WORK INSTRUCTIONS — Below are records; count the lines in them that hold "копирайт" and give only the count.

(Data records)

>> Begin

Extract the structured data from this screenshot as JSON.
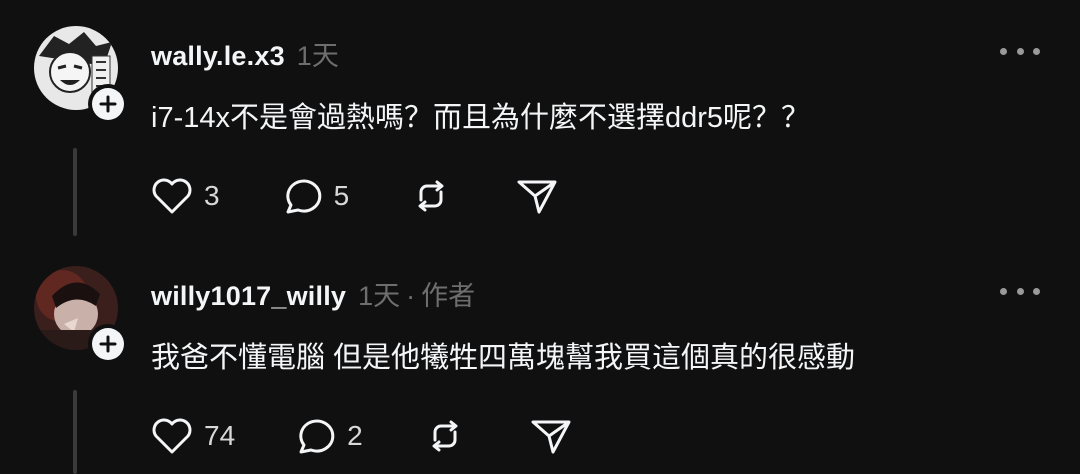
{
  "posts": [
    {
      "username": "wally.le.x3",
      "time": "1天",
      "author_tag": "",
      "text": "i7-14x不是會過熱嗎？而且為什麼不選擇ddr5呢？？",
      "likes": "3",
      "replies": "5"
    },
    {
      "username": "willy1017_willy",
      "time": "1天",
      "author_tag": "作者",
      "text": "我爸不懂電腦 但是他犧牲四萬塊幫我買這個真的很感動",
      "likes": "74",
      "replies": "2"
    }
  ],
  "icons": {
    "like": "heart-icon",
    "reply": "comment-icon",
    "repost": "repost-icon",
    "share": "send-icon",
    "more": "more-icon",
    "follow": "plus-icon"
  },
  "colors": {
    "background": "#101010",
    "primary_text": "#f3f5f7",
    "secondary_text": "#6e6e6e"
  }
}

>> End
>> Begin

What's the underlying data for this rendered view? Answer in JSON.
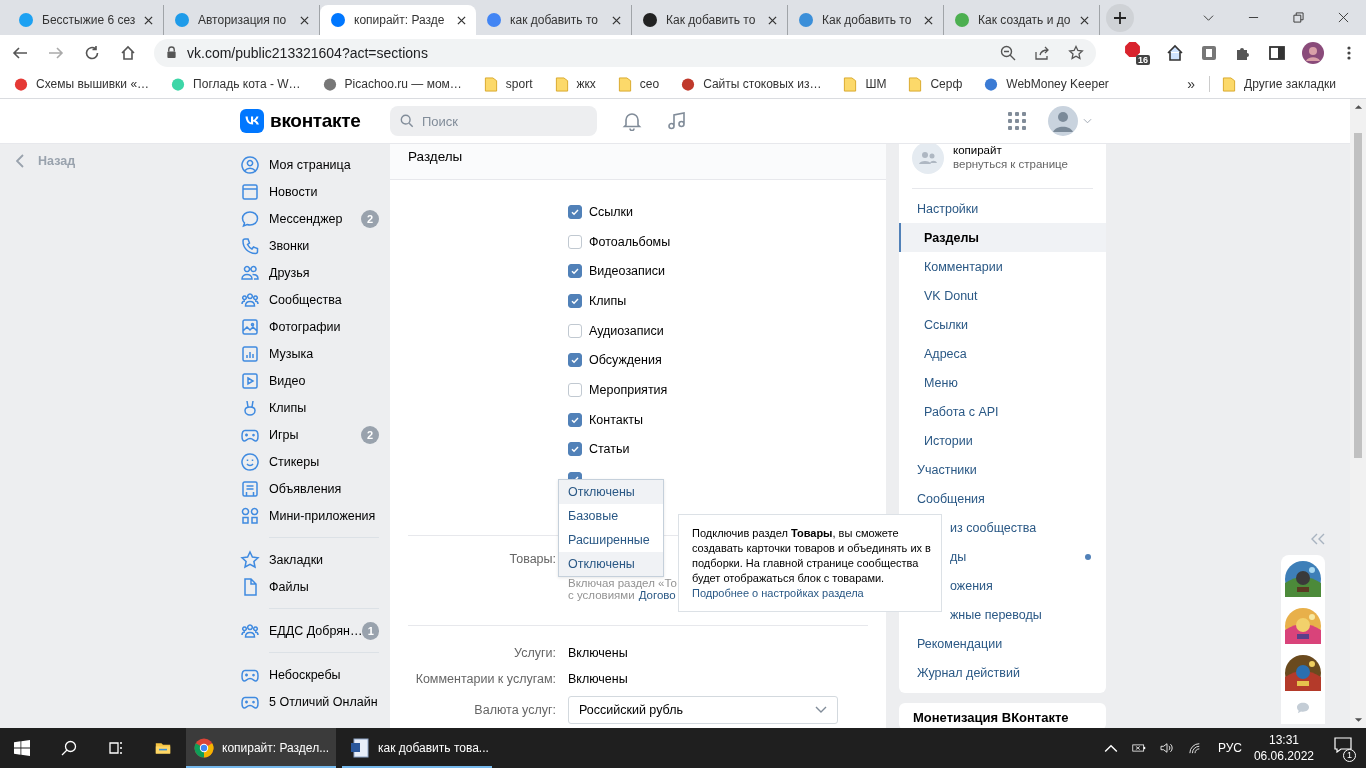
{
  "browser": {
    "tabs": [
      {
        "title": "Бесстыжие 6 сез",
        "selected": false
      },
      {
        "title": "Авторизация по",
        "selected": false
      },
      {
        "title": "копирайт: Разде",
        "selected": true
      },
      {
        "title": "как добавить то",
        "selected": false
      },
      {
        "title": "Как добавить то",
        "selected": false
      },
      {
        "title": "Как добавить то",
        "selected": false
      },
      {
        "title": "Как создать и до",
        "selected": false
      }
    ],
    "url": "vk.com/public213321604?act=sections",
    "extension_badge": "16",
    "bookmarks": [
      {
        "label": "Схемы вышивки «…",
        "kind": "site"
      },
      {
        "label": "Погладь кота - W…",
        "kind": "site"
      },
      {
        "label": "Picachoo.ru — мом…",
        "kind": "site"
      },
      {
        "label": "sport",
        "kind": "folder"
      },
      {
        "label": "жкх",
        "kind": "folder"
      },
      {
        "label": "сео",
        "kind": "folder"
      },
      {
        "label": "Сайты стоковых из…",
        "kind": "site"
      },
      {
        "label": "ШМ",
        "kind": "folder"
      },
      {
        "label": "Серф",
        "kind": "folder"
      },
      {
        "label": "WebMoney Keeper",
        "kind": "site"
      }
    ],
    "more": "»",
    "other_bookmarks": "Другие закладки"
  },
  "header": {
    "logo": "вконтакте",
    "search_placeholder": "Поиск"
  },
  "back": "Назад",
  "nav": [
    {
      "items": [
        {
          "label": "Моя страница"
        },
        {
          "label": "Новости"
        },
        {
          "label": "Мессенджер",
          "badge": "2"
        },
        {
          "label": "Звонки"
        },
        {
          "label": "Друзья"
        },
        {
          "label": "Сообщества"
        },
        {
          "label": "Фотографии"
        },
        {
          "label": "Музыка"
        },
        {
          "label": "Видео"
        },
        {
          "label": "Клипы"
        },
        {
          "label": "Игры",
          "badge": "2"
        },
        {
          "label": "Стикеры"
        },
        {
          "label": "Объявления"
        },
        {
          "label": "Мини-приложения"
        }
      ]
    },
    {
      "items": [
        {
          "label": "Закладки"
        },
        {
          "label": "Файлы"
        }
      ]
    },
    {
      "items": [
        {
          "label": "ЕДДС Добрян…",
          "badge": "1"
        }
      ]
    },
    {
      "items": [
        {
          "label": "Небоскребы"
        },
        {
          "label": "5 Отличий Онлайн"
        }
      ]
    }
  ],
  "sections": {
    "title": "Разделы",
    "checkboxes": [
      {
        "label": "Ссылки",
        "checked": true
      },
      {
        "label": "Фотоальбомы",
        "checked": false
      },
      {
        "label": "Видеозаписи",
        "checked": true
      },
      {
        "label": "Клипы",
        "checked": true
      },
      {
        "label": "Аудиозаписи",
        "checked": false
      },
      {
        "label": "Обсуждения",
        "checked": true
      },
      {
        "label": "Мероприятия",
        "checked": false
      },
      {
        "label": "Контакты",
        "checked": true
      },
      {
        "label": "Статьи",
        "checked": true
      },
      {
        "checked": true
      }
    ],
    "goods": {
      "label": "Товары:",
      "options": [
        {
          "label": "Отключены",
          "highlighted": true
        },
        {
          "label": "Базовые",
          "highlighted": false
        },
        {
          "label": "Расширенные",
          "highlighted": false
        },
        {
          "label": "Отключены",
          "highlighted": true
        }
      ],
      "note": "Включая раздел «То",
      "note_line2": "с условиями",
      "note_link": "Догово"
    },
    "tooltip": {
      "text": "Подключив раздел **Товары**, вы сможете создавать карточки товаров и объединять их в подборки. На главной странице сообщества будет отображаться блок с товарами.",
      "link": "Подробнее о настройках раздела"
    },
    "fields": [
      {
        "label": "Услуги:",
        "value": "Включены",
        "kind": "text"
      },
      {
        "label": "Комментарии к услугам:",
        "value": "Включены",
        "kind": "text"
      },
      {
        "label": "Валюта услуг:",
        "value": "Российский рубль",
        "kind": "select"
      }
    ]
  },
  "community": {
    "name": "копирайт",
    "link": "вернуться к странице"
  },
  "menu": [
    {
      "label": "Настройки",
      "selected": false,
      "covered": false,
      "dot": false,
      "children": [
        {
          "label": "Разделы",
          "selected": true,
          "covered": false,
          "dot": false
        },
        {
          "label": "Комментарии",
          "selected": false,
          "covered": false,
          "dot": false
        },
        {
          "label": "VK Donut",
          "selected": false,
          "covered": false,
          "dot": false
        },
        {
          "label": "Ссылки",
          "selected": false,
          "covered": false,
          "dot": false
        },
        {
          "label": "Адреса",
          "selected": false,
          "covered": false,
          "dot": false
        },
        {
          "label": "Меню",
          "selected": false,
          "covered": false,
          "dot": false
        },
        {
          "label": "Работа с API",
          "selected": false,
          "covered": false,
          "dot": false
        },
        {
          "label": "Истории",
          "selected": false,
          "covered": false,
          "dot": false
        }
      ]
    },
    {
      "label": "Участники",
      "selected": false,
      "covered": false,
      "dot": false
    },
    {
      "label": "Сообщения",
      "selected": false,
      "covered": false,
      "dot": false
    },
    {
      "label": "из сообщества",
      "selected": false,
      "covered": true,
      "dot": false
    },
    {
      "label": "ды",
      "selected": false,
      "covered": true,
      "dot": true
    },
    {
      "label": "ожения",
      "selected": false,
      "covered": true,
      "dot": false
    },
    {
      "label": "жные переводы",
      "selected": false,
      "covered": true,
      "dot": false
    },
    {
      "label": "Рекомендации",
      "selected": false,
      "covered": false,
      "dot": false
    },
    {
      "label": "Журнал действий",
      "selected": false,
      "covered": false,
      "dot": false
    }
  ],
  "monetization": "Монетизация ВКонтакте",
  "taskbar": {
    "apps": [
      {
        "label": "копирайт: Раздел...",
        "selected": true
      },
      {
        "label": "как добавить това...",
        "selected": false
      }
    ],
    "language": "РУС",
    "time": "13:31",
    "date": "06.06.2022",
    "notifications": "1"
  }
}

>> End

RESULT FOR THIS EXERCISE — 3